OBJECTIVE
Word for word, repeat the entries, minus the pictures.

RAW RECORDS
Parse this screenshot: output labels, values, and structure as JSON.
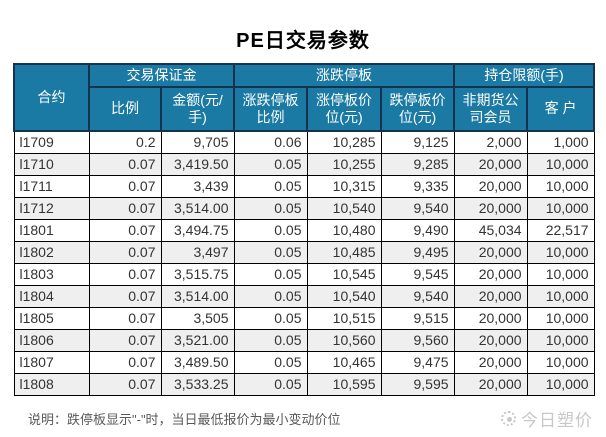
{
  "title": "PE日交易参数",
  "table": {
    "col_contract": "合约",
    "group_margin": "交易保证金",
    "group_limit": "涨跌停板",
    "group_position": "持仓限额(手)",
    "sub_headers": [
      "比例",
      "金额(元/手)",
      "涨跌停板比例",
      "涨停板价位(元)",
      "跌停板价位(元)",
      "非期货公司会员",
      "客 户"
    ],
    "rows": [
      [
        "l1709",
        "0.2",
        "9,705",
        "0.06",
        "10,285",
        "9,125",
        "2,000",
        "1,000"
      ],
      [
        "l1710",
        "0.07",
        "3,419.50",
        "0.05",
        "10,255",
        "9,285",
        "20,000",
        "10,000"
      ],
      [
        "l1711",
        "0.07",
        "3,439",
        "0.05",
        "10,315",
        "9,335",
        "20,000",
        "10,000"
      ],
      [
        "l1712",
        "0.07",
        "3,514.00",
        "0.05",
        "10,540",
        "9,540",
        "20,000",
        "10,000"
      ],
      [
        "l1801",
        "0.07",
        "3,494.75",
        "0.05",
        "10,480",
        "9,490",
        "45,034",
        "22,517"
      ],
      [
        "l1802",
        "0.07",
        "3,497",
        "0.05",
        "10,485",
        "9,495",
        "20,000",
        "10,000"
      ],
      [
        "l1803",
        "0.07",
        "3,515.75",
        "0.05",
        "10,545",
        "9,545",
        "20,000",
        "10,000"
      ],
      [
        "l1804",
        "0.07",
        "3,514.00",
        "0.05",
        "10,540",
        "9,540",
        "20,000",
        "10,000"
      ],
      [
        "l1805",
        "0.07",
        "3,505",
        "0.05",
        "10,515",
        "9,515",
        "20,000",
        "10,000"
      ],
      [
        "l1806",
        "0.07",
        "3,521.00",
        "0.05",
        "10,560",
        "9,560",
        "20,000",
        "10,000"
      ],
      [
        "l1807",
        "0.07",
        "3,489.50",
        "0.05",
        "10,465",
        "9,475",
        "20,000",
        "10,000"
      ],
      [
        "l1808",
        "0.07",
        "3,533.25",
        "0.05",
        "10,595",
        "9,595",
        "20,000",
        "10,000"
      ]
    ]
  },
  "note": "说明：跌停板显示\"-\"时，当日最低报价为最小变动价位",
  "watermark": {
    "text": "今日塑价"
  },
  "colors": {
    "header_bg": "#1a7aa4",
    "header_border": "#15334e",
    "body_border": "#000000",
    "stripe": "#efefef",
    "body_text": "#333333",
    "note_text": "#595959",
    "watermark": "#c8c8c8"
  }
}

COMPLETED TASK
Parse this screenshot: output labels, values, and structure as JSON.
{
  "title": "PE日交易参数",
  "table": {
    "col_contract": "合约",
    "group_margin": "交易保证金",
    "group_limit": "涨跌停板",
    "group_position": "持仓限额(手)",
    "sub_headers": [
      "比例",
      "金额(元/手)",
      "涨跌停板比例",
      "涨停板价位(元)",
      "跌停板价位(元)",
      "非期货公司会员",
      "客 户"
    ],
    "rows": [
      [
        "l1709",
        "0.2",
        "9,705",
        "0.06",
        "10,285",
        "9,125",
        "2,000",
        "1,000"
      ],
      [
        "l1710",
        "0.07",
        "3,419.50",
        "0.05",
        "10,255",
        "9,285",
        "20,000",
        "10,000"
      ],
      [
        "l1711",
        "0.07",
        "3,439",
        "0.05",
        "10,315",
        "9,335",
        "20,000",
        "10,000"
      ],
      [
        "l1712",
        "0.07",
        "3,514.00",
        "0.05",
        "10,540",
        "9,540",
        "20,000",
        "10,000"
      ],
      [
        "l1801",
        "0.07",
        "3,494.75",
        "0.05",
        "10,480",
        "9,490",
        "45,034",
        "22,517"
      ],
      [
        "l1802",
        "0.07",
        "3,497",
        "0.05",
        "10,485",
        "9,495",
        "20,000",
        "10,000"
      ],
      [
        "l1803",
        "0.07",
        "3,515.75",
        "0.05",
        "10,545",
        "9,545",
        "20,000",
        "10,000"
      ],
      [
        "l1804",
        "0.07",
        "3,514.00",
        "0.05",
        "10,540",
        "9,540",
        "20,000",
        "10,000"
      ],
      [
        "l1805",
        "0.07",
        "3,505",
        "0.05",
        "10,515",
        "9,515",
        "20,000",
        "10,000"
      ],
      [
        "l1806",
        "0.07",
        "3,521.00",
        "0.05",
        "10,560",
        "9,560",
        "20,000",
        "10,000"
      ],
      [
        "l1807",
        "0.07",
        "3,489.50",
        "0.05",
        "10,465",
        "9,475",
        "20,000",
        "10,000"
      ],
      [
        "l1808",
        "0.07",
        "3,533.25",
        "0.05",
        "10,595",
        "9,595",
        "20,000",
        "10,000"
      ]
    ]
  },
  "note": "说明：跌停板显示\"-\"时，当日最低报价为最小变动价位",
  "watermark": {
    "text": "今日塑价"
  },
  "colors": {
    "header_bg": "#1a7aa4",
    "header_border": "#15334e",
    "body_border": "#000000",
    "stripe": "#efefef",
    "body_text": "#333333",
    "note_text": "#595959",
    "watermark": "#c8c8c8"
  }
}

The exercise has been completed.